_GIVEN REQUEST_
Locate the string "this" throughout the material and copy every line in which it occurs.

[Raw records]
═══
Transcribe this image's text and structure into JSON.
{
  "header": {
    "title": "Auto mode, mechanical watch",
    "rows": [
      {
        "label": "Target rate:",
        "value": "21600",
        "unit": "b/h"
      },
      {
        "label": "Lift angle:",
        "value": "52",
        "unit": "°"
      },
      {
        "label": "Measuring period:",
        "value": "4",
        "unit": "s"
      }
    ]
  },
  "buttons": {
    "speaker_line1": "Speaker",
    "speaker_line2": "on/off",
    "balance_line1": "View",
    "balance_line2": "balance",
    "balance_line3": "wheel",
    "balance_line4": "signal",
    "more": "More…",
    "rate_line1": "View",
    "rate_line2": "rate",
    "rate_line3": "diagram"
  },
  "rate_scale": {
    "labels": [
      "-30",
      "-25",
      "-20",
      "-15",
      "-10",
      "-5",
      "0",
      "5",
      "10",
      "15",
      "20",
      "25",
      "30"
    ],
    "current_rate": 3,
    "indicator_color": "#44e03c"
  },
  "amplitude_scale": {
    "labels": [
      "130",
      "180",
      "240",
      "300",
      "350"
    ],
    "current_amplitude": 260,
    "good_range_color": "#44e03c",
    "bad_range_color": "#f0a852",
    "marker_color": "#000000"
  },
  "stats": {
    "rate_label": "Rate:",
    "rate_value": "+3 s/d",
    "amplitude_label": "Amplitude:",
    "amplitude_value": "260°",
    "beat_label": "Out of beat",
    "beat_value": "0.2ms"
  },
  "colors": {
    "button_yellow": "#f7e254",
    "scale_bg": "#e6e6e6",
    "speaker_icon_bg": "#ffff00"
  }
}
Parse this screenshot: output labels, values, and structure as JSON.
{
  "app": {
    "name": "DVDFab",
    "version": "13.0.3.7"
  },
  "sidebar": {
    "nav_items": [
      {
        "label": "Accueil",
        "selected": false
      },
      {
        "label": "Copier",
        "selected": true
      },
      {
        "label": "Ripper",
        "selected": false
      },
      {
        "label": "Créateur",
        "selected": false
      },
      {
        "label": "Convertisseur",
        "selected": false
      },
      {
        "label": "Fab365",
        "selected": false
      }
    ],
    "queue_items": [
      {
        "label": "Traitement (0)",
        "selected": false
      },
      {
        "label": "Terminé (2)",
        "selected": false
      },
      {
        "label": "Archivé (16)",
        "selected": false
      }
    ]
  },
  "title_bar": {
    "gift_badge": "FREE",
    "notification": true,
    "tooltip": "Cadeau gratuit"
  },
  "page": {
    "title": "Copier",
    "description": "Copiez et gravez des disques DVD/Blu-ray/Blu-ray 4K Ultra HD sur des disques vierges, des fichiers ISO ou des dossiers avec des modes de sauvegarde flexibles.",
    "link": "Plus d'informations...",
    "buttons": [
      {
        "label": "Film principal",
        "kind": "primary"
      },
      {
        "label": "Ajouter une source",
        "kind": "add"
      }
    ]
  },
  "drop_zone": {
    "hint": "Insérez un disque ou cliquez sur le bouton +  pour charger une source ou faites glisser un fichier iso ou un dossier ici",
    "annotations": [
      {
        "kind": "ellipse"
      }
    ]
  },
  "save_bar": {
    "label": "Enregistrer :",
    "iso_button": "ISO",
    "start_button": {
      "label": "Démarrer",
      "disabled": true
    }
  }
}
═══
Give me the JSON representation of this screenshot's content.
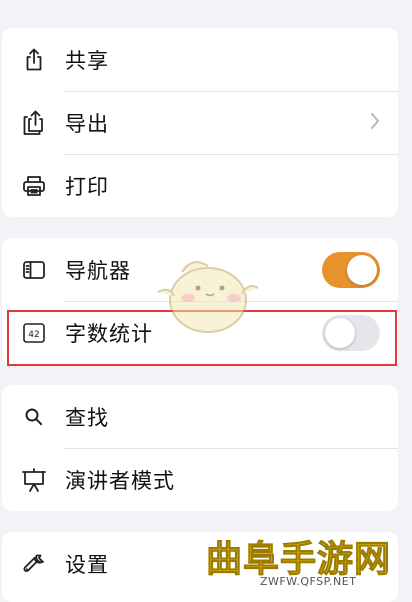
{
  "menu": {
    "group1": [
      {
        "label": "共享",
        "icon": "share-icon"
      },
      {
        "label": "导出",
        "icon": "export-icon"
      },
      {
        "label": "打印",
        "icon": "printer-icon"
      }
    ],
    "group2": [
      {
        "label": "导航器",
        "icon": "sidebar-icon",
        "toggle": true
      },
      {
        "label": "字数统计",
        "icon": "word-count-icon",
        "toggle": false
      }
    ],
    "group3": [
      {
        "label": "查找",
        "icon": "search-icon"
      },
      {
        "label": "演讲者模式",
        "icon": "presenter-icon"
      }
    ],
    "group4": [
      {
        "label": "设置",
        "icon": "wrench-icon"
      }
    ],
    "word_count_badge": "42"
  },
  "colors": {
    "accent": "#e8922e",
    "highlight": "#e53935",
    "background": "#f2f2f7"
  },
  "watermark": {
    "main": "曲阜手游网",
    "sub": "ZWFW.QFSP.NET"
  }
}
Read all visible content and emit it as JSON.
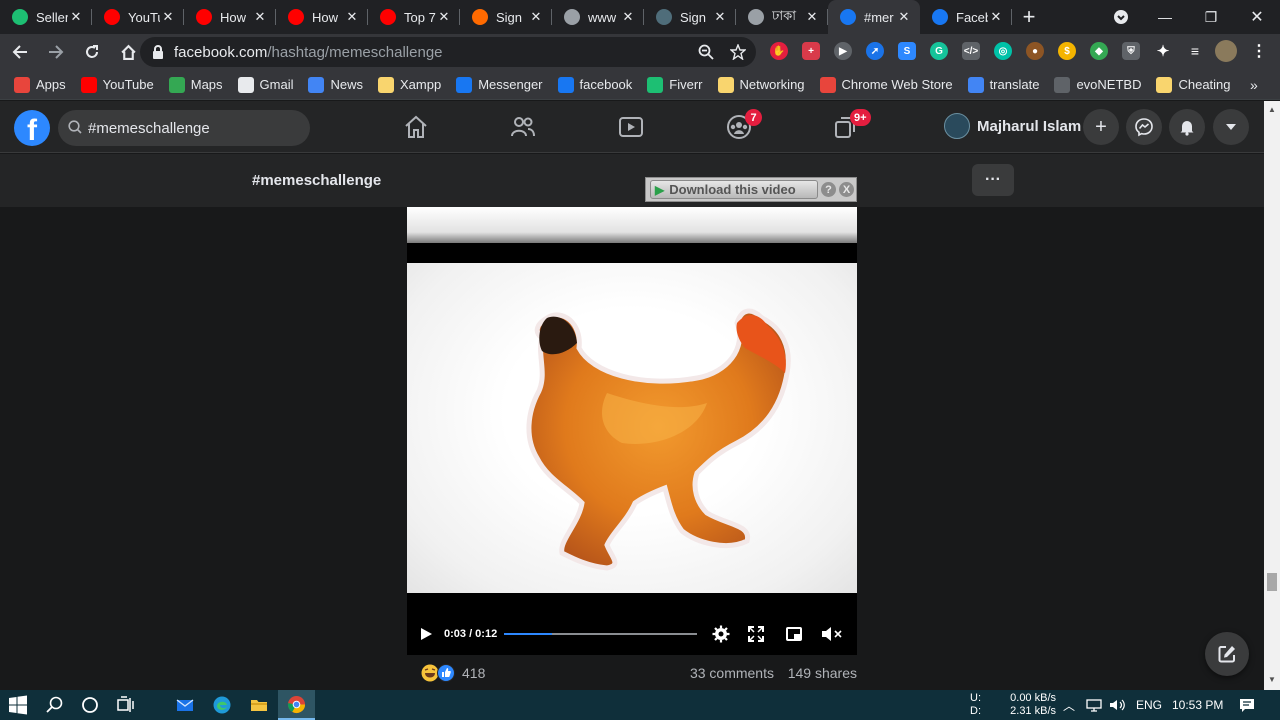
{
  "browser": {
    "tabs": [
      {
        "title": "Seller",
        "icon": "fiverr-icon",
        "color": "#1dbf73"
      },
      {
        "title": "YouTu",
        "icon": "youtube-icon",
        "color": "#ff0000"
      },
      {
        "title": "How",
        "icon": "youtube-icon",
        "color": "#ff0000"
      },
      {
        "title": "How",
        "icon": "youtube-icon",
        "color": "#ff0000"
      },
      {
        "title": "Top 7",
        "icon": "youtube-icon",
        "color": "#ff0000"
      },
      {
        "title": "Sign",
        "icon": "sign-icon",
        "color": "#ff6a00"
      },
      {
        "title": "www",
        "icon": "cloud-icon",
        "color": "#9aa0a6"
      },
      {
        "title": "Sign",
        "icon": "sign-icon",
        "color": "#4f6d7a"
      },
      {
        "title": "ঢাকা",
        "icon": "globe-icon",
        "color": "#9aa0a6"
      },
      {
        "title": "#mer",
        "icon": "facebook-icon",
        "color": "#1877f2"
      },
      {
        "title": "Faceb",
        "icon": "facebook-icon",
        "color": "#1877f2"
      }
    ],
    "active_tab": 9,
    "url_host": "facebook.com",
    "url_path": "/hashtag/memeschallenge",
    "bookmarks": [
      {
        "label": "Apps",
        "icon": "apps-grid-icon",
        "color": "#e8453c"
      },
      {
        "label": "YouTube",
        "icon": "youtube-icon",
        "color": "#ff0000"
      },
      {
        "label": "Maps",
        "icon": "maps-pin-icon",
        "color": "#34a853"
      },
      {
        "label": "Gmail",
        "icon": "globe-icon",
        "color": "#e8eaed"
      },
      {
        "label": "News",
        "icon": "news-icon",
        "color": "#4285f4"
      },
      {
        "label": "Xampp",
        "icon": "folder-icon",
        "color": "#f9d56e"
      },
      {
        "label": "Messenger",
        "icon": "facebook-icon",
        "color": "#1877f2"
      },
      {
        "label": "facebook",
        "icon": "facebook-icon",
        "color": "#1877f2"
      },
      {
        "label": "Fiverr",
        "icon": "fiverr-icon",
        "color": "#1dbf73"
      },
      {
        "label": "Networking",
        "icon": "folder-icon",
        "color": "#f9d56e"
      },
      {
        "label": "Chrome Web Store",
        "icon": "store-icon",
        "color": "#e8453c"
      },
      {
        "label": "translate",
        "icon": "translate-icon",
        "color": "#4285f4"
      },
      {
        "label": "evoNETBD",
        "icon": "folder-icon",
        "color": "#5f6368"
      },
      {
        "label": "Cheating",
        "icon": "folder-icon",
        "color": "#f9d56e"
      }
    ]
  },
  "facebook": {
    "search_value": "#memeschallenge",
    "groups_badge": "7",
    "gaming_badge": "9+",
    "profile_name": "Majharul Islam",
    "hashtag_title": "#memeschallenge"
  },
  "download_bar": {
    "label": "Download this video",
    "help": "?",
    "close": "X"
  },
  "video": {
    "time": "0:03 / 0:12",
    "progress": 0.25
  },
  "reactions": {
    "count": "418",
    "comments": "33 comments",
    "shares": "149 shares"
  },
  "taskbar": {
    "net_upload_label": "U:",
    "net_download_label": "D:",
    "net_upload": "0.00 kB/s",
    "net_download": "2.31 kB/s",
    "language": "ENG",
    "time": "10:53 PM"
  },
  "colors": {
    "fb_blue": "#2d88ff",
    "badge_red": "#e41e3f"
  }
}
═══
_RESPONSE TO THE EXERCISE_
Transcribe this image's text and structure into JSON.
Parse this screenshot: output labels, values, and structure as JSON.
Give me the JSON representation of this screenshot's content.
    "label": "Download this video",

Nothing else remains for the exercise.